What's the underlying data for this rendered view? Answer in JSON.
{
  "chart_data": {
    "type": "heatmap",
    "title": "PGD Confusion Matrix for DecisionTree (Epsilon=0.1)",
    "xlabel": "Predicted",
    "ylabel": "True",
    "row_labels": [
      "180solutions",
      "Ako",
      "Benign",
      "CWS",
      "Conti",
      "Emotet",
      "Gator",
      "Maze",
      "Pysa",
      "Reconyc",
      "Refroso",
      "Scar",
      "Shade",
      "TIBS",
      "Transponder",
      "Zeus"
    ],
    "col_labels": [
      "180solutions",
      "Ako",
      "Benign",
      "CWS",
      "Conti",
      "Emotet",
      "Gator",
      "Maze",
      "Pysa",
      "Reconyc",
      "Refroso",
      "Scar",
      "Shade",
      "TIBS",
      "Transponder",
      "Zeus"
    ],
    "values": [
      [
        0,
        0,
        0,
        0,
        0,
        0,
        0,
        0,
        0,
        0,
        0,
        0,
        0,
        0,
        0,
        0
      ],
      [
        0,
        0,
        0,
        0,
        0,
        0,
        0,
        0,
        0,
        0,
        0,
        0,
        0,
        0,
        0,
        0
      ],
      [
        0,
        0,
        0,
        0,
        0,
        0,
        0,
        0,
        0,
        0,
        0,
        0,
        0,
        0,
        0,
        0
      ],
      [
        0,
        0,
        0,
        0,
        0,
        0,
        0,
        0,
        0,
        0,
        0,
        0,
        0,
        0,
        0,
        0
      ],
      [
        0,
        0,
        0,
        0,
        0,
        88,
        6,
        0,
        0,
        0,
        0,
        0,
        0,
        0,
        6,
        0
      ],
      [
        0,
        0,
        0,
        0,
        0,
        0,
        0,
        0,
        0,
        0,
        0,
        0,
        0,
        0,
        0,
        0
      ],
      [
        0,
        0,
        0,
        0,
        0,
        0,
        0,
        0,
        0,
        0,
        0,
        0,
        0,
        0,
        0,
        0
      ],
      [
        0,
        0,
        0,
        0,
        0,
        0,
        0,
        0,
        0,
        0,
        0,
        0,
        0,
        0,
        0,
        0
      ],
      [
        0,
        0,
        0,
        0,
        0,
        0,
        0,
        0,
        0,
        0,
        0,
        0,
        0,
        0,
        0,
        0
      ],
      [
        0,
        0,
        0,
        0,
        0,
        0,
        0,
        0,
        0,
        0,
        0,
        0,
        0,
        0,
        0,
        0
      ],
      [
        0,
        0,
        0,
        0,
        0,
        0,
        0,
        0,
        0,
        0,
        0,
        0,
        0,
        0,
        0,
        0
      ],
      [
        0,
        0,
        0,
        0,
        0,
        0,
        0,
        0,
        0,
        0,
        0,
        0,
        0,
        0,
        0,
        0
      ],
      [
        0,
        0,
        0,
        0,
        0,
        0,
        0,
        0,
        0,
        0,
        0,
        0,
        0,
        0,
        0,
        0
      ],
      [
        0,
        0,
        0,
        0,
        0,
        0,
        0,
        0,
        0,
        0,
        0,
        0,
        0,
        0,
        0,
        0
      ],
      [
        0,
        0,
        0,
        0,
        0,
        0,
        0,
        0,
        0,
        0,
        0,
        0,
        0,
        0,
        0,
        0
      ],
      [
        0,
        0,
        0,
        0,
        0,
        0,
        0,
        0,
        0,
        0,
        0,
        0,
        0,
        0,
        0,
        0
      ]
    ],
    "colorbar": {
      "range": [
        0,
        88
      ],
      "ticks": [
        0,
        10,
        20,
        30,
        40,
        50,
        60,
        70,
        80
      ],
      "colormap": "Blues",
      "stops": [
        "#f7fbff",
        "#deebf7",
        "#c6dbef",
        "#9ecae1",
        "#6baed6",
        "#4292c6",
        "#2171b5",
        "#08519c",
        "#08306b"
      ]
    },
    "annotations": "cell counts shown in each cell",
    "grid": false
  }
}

Set task
The records above should be returned exactly.

The answer
What's the underlying data for this rendered view? Answer in JSON.
{
  "chart_data": {
    "type": "heatmap",
    "title": "PGD Confusion Matrix for DecisionTree (Epsilon=0.1)",
    "xlabel": "Predicted",
    "ylabel": "True",
    "row_labels": [
      "180solutions",
      "Ako",
      "Benign",
      "CWS",
      "Conti",
      "Emotet",
      "Gator",
      "Maze",
      "Pysa",
      "Reconyc",
      "Refroso",
      "Scar",
      "Shade",
      "TIBS",
      "Transponder",
      "Zeus"
    ],
    "col_labels": [
      "180solutions",
      "Ako",
      "Benign",
      "CWS",
      "Conti",
      "Emotet",
      "Gator",
      "Maze",
      "Pysa",
      "Reconyc",
      "Refroso",
      "Scar",
      "Shade",
      "TIBS",
      "Transponder",
      "Zeus"
    ],
    "values": [
      [
        0,
        0,
        0,
        0,
        0,
        0,
        0,
        0,
        0,
        0,
        0,
        0,
        0,
        0,
        0,
        0
      ],
      [
        0,
        0,
        0,
        0,
        0,
        0,
        0,
        0,
        0,
        0,
        0,
        0,
        0,
        0,
        0,
        0
      ],
      [
        0,
        0,
        0,
        0,
        0,
        0,
        0,
        0,
        0,
        0,
        0,
        0,
        0,
        0,
        0,
        0
      ],
      [
        0,
        0,
        0,
        0,
        0,
        0,
        0,
        0,
        0,
        0,
        0,
        0,
        0,
        0,
        0,
        0
      ],
      [
        0,
        0,
        0,
        0,
        0,
        88,
        6,
        0,
        0,
        0,
        0,
        0,
        0,
        0,
        6,
        0
      ],
      [
        0,
        0,
        0,
        0,
        0,
        0,
        0,
        0,
        0,
        0,
        0,
        0,
        0,
        0,
        0,
        0
      ],
      [
        0,
        0,
        0,
        0,
        0,
        0,
        0,
        0,
        0,
        0,
        0,
        0,
        0,
        0,
        0,
        0
      ],
      [
        0,
        0,
        0,
        0,
        0,
        0,
        0,
        0,
        0,
        0,
        0,
        0,
        0,
        0,
        0,
        0
      ],
      [
        0,
        0,
        0,
        0,
        0,
        0,
        0,
        0,
        0,
        0,
        0,
        0,
        0,
        0,
        0,
        0
      ],
      [
        0,
        0,
        0,
        0,
        0,
        0,
        0,
        0,
        0,
        0,
        0,
        0,
        0,
        0,
        0,
        0
      ],
      [
        0,
        0,
        0,
        0,
        0,
        0,
        0,
        0,
        0,
        0,
        0,
        0,
        0,
        0,
        0,
        0
      ],
      [
        0,
        0,
        0,
        0,
        0,
        0,
        0,
        0,
        0,
        0,
        0,
        0,
        0,
        0,
        0,
        0
      ],
      [
        0,
        0,
        0,
        0,
        0,
        0,
        0,
        0,
        0,
        0,
        0,
        0,
        0,
        0,
        0,
        0
      ],
      [
        0,
        0,
        0,
        0,
        0,
        0,
        0,
        0,
        0,
        0,
        0,
        0,
        0,
        0,
        0,
        0
      ],
      [
        0,
        0,
        0,
        0,
        0,
        0,
        0,
        0,
        0,
        0,
        0,
        0,
        0,
        0,
        0,
        0
      ],
      [
        0,
        0,
        0,
        0,
        0,
        0,
        0,
        0,
        0,
        0,
        0,
        0,
        0,
        0,
        0,
        0
      ]
    ],
    "colorbar": {
      "range": [
        0,
        88
      ],
      "ticks": [
        0,
        10,
        20,
        30,
        40,
        50,
        60,
        70,
        80
      ],
      "colormap": "Blues",
      "stops": [
        "#f7fbff",
        "#deebf7",
        "#c6dbef",
        "#9ecae1",
        "#6baed6",
        "#4292c6",
        "#2171b5",
        "#08519c",
        "#08306b"
      ]
    },
    "annotations": "cell counts shown in each cell",
    "grid": false
  }
}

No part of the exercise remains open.